[Saved data entries]
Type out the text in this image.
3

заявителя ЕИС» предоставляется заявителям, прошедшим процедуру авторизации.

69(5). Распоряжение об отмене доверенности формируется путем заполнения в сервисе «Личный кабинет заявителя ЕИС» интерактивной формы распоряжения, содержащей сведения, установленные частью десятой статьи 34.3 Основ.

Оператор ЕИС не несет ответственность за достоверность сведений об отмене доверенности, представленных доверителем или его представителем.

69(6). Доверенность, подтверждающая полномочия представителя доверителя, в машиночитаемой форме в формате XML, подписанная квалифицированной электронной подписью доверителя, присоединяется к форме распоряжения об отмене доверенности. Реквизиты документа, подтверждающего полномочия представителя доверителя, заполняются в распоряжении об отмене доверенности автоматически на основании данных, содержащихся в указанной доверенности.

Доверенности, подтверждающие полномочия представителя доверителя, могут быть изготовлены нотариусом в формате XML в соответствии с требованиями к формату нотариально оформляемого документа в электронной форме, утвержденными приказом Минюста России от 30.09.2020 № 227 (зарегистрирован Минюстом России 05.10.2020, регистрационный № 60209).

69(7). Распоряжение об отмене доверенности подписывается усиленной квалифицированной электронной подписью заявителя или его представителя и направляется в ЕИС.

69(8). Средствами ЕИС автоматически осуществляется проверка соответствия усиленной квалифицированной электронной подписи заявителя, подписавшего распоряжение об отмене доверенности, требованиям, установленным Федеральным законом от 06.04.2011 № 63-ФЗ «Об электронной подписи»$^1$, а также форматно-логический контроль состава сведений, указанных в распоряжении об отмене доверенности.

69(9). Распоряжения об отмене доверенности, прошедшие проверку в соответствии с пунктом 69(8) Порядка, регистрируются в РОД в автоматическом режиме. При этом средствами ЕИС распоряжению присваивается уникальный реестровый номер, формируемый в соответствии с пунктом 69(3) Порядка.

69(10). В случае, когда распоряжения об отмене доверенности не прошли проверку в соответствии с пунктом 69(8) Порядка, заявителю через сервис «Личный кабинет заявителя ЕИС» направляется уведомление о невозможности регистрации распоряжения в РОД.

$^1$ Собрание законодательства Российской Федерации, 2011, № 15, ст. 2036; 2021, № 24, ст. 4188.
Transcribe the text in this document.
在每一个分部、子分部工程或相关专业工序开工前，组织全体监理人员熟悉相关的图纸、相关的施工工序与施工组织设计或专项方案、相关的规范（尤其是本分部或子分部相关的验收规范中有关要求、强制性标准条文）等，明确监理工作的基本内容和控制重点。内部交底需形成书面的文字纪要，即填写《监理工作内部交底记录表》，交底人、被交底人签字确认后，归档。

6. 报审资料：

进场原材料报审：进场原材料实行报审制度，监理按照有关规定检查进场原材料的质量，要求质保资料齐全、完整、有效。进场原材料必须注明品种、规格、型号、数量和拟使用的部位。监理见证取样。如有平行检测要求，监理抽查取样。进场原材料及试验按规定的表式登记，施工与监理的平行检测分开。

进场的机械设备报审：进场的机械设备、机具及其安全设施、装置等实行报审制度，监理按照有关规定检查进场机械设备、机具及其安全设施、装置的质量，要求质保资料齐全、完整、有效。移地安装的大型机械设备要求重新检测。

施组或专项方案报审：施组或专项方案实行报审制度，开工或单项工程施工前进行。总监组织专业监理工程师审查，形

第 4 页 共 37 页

**Requirements:**
Find the line that contains "Transcribe the text in this document.". Repeat it and every line after it, exactly as written, up to and including the last line of the records above.

**The completed task:**
Transcribe the text in this document.
在每一个分部、子分部工程或相关专业工序开工前，组织全体监理人员熟悉相关的图纸、相关的施工工序与施工组织设计或专项方案、相关的规范（尤其是本分部或子分部相关的验收规范中有关要求、强制性标准条文）等，明确监理工作的基本内容和控制重点。内部交底需形成书面的文字纪要，即填写《监理工作内部交底记录表》，交底人、被交底人签字确认后，归档。

6. 报审资料：

进场原材料报审：进场原材料实行报审制度，监理按照有关规定检查进场原材料的质量，要求质保资料齐全、完整、有效。进场原材料必须注明品种、规格、型号、数量和拟使用的部位。监理见证取样。如有平行检测要求，监理抽查取样。进场原材料及试验按规定的表式登记，施工与监理的平行检测分开。

进场的机械设备报审：进场的机械设备、机具及其安全设施、装置等实行报审制度，监理按照有关规定检查进场机械设备、机具及其安全设施、装置的质量，要求质保资料齐全、完整、有效。移地安装的大型机械设备要求重新检测。

施组或专项方案报审：施组或专项方案实行报审制度，开工或单项工程施工前进行。总监组织专业监理工程师审查，形

第 4 页 共 37 页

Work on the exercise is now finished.